-- Start --

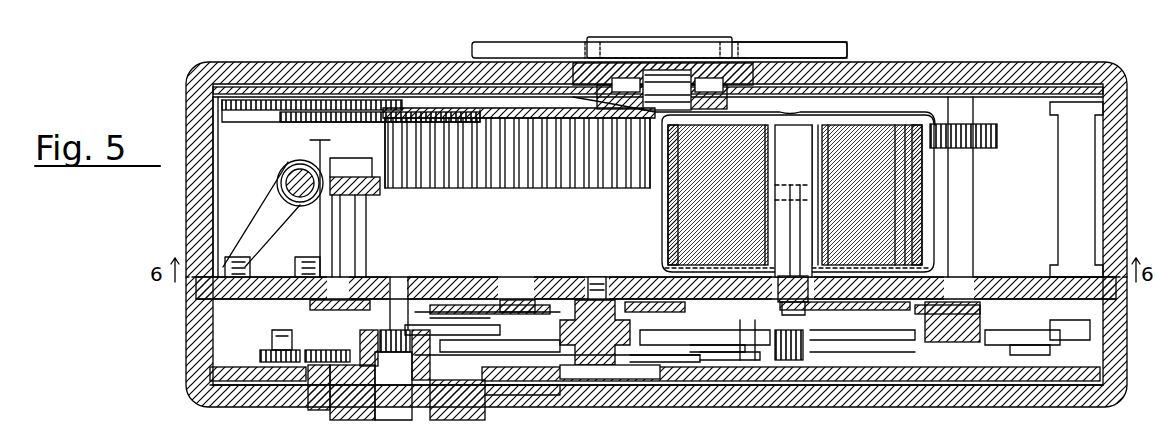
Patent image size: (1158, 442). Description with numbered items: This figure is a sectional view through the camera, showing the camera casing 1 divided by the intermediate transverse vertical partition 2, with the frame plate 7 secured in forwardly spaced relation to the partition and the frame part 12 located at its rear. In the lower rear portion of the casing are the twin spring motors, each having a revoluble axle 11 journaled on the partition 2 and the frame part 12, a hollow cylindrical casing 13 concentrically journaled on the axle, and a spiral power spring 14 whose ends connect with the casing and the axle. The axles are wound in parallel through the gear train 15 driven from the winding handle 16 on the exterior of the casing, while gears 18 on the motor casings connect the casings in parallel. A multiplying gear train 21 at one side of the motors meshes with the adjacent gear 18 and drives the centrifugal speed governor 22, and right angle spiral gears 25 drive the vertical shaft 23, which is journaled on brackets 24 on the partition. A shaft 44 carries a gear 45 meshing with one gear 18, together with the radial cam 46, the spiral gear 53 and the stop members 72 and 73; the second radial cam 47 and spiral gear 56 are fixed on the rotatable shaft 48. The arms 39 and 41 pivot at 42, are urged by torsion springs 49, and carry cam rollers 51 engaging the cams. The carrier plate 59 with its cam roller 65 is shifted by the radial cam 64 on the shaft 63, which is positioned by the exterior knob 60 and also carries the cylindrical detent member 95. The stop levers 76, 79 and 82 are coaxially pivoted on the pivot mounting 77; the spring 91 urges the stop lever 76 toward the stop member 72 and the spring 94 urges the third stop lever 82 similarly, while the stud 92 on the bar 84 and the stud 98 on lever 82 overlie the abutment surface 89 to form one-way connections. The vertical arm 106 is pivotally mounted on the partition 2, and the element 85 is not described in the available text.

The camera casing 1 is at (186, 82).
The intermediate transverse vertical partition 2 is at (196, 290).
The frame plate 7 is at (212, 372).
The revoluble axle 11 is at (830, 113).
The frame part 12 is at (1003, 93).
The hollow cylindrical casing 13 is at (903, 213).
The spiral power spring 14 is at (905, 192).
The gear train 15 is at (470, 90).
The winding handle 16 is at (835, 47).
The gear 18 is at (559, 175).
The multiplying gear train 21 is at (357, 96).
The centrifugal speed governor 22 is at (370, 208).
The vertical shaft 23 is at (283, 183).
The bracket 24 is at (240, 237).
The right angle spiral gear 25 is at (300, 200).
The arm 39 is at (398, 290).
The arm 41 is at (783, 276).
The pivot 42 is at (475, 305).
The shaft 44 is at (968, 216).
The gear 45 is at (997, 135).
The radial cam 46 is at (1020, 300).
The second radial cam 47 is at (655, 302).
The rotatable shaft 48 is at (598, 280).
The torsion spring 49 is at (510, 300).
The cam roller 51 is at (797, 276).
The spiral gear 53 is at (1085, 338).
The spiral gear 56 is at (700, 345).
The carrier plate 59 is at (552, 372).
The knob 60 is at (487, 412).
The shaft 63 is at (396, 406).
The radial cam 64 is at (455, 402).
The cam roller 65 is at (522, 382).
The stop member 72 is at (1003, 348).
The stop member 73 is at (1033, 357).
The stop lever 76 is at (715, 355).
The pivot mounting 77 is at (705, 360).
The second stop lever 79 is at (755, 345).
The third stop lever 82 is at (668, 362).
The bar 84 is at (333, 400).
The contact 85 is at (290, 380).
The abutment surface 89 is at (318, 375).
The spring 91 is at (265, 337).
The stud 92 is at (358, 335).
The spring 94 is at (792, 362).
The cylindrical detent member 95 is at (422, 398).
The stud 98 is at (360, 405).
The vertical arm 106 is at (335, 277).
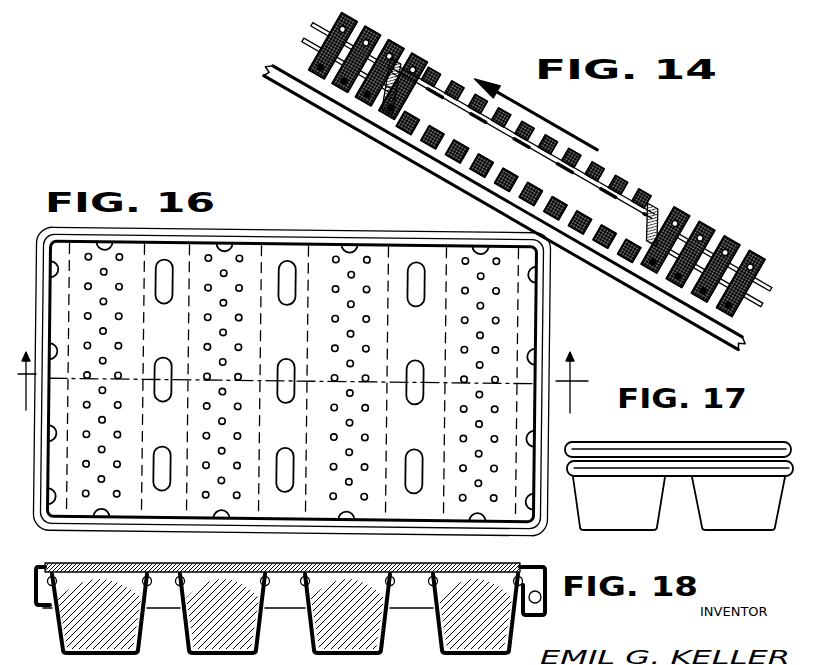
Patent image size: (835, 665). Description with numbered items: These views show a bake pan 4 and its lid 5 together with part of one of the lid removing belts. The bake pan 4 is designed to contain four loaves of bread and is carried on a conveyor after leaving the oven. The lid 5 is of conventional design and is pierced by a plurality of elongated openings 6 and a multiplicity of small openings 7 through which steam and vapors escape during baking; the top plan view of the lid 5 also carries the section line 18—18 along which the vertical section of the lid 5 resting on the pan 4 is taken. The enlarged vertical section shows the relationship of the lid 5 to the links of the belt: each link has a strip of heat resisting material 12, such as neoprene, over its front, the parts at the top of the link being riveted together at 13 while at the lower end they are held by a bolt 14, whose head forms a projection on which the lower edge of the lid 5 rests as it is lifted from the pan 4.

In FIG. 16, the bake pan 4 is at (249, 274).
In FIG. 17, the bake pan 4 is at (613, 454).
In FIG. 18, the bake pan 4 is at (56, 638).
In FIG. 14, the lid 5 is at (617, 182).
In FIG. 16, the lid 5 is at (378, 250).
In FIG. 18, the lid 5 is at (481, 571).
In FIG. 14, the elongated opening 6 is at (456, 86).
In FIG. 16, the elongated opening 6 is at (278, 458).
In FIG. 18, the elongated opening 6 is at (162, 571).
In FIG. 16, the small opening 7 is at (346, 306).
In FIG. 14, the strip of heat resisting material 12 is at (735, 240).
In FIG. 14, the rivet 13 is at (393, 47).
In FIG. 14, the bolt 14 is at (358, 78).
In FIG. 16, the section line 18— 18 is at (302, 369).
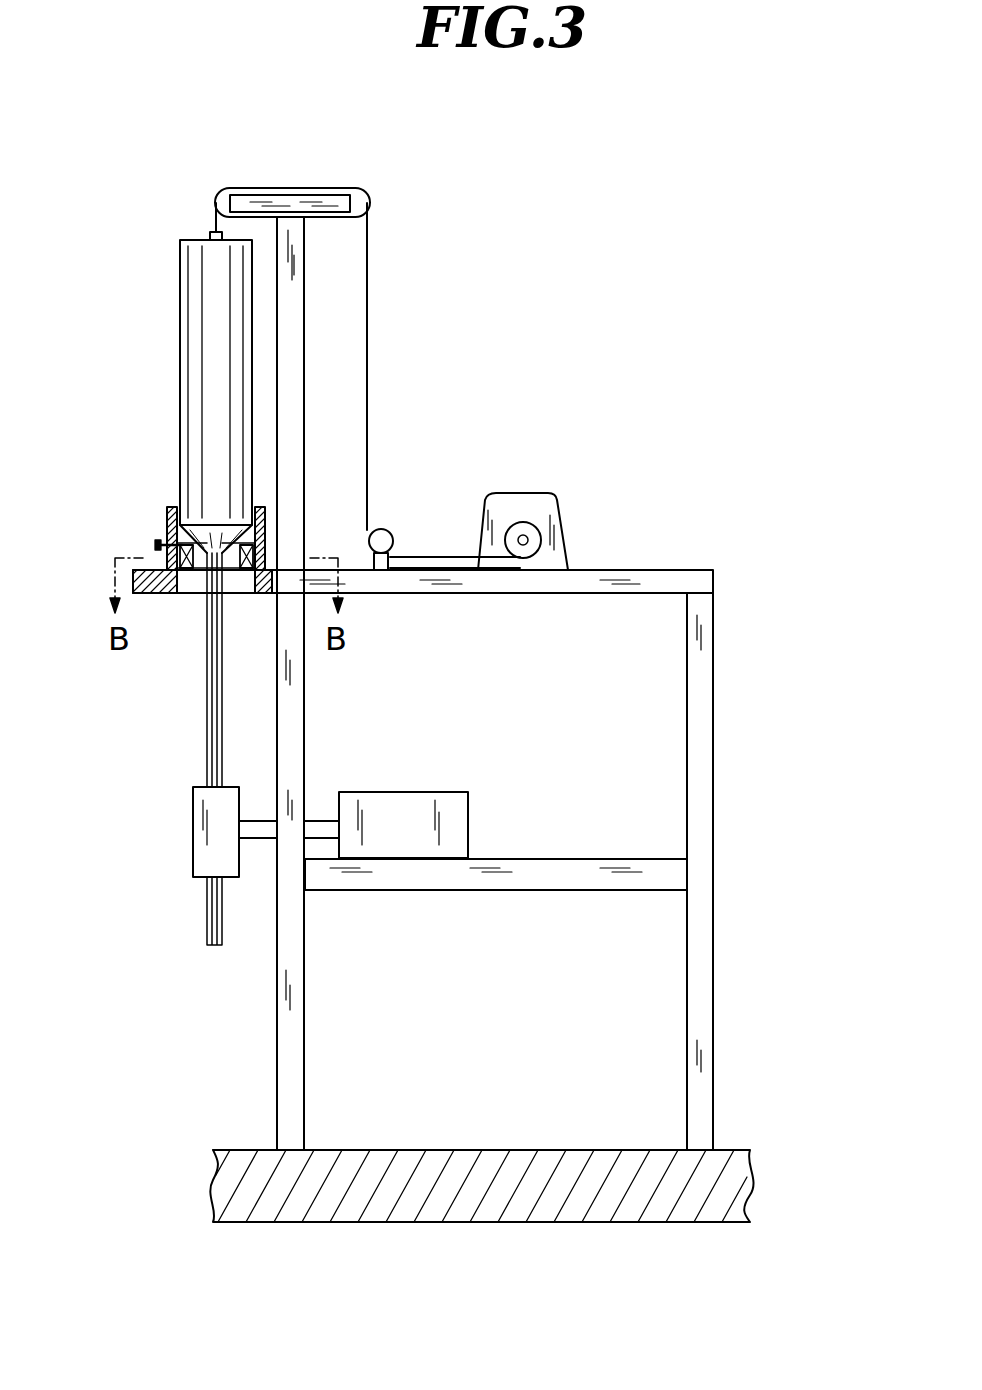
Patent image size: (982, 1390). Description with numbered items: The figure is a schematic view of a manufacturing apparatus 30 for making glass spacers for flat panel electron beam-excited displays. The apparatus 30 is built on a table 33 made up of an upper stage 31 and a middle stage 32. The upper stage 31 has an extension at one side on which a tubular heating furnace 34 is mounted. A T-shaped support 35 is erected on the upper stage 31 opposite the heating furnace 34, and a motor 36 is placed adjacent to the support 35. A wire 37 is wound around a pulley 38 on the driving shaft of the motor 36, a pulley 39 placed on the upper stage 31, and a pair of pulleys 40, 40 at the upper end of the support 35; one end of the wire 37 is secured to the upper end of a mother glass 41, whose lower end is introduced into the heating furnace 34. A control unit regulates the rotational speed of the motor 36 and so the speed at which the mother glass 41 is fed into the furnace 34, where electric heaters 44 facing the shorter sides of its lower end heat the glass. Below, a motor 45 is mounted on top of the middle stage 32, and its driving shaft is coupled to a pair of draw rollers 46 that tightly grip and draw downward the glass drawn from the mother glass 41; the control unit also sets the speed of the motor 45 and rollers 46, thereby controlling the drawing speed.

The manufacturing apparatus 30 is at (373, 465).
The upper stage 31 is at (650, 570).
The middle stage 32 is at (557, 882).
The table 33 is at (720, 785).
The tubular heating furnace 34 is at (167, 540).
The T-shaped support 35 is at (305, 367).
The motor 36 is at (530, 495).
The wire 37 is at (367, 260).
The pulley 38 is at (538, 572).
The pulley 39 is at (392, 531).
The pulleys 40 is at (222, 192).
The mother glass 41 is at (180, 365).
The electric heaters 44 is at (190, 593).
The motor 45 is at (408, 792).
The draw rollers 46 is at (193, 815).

-- End --
-- Start --

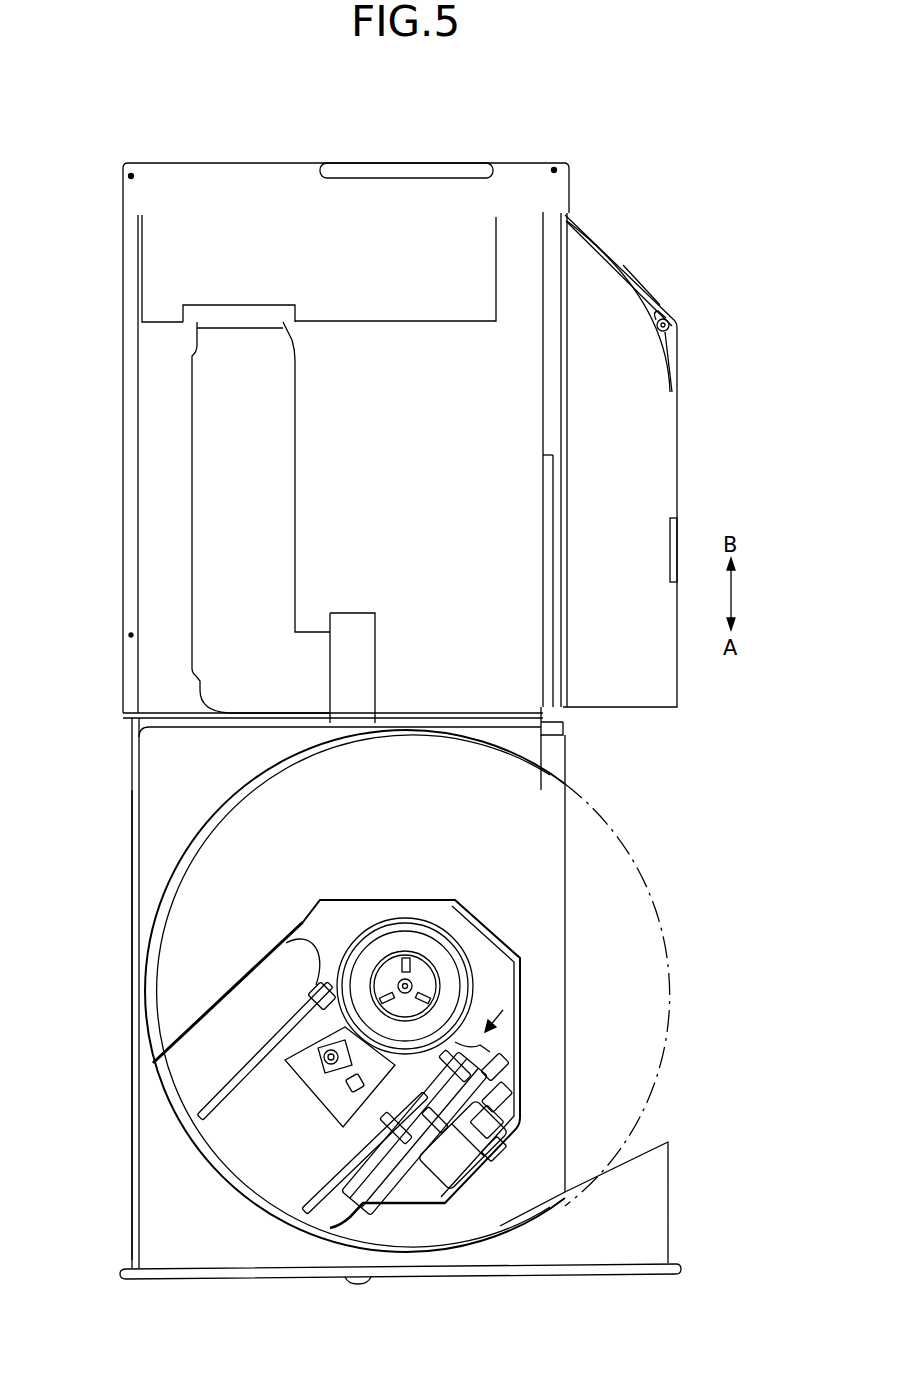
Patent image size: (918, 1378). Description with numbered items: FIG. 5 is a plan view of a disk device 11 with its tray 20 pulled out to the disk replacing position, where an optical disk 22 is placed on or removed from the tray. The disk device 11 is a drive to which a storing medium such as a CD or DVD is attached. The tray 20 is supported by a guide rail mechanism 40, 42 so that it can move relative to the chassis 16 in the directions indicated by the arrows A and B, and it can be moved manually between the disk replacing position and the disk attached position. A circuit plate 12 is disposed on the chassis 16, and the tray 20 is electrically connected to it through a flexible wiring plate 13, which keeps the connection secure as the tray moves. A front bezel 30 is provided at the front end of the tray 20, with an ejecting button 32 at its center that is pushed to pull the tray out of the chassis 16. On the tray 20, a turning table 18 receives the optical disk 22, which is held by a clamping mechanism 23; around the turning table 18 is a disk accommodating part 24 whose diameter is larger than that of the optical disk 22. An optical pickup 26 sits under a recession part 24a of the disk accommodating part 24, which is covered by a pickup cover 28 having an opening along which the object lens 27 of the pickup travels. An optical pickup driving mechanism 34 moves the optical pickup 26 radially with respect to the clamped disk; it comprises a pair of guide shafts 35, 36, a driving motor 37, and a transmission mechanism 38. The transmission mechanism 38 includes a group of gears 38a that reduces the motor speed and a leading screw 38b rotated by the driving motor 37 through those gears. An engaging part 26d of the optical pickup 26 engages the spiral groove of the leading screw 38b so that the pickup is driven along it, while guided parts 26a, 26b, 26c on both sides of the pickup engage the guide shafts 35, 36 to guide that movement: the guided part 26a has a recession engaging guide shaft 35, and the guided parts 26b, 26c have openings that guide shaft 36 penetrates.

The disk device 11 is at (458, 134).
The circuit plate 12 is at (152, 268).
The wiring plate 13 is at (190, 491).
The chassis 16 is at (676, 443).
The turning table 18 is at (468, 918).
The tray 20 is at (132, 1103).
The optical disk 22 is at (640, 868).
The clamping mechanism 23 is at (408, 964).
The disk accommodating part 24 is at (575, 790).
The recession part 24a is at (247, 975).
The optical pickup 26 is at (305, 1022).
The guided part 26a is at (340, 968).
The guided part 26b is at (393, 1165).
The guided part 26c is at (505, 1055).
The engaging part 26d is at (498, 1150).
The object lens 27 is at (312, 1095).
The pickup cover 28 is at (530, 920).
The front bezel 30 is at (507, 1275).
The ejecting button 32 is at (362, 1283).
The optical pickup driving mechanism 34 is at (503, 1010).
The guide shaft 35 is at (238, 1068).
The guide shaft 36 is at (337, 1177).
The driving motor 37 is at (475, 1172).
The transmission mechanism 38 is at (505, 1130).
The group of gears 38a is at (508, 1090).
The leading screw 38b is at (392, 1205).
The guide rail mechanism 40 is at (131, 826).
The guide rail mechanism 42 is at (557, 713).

-- End --
-- Start --

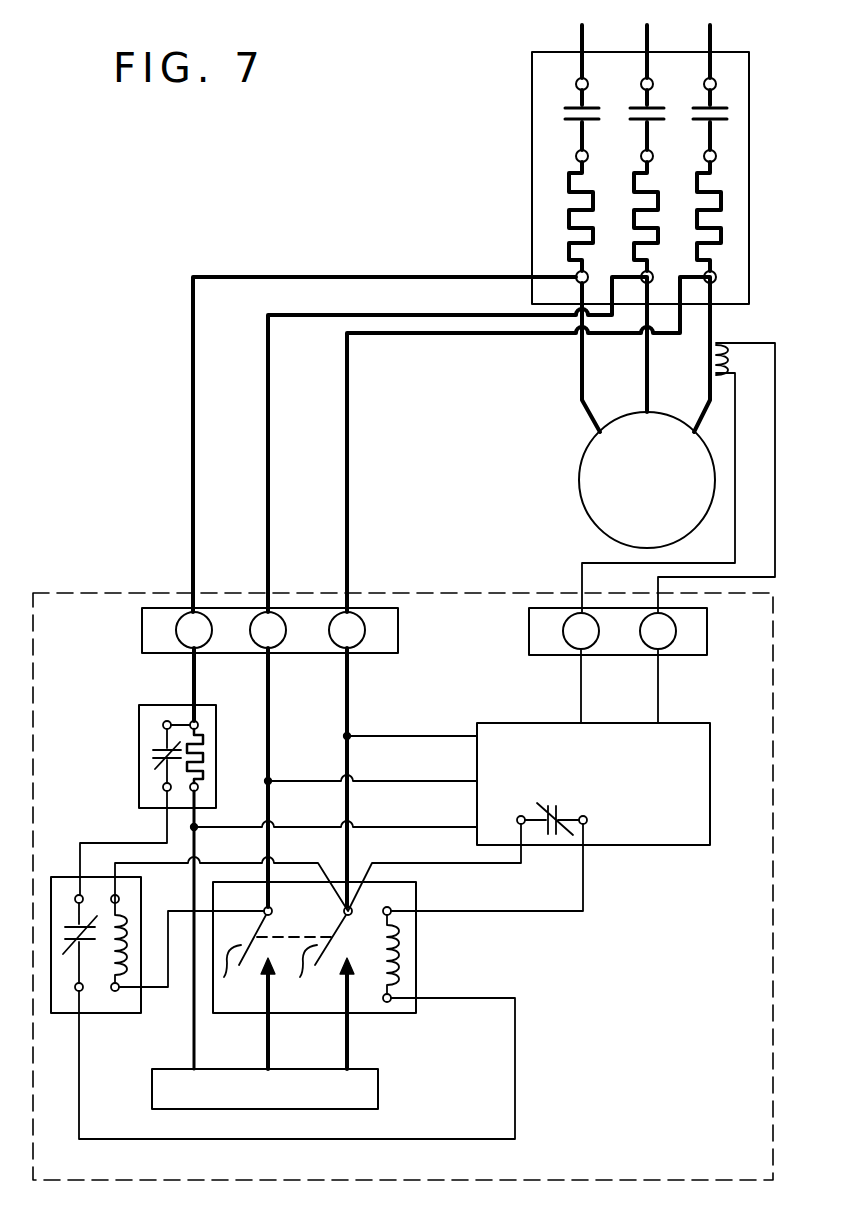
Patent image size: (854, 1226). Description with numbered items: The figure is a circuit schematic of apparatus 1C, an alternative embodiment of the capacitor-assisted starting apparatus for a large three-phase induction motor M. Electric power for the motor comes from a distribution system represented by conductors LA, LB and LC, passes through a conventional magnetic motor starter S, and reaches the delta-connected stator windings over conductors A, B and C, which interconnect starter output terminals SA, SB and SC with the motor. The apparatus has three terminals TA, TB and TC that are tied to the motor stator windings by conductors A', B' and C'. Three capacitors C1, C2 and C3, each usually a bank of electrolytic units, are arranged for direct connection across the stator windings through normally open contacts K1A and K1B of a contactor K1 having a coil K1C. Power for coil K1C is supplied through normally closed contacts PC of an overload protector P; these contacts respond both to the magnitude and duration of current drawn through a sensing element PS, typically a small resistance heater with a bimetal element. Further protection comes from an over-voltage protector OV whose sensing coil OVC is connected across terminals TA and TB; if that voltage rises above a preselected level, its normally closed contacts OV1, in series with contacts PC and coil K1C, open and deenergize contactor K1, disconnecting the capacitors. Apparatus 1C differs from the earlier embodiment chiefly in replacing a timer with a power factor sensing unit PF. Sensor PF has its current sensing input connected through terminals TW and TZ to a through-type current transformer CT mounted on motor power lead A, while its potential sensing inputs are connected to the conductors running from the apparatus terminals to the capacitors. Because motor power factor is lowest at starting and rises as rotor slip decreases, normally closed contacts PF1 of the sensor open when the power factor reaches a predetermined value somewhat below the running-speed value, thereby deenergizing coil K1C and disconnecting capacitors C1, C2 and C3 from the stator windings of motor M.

-- End --

**Task description:** How many lines of the data above contain the string "upper"? Reply with the number alone.

**Solved exercise:** 2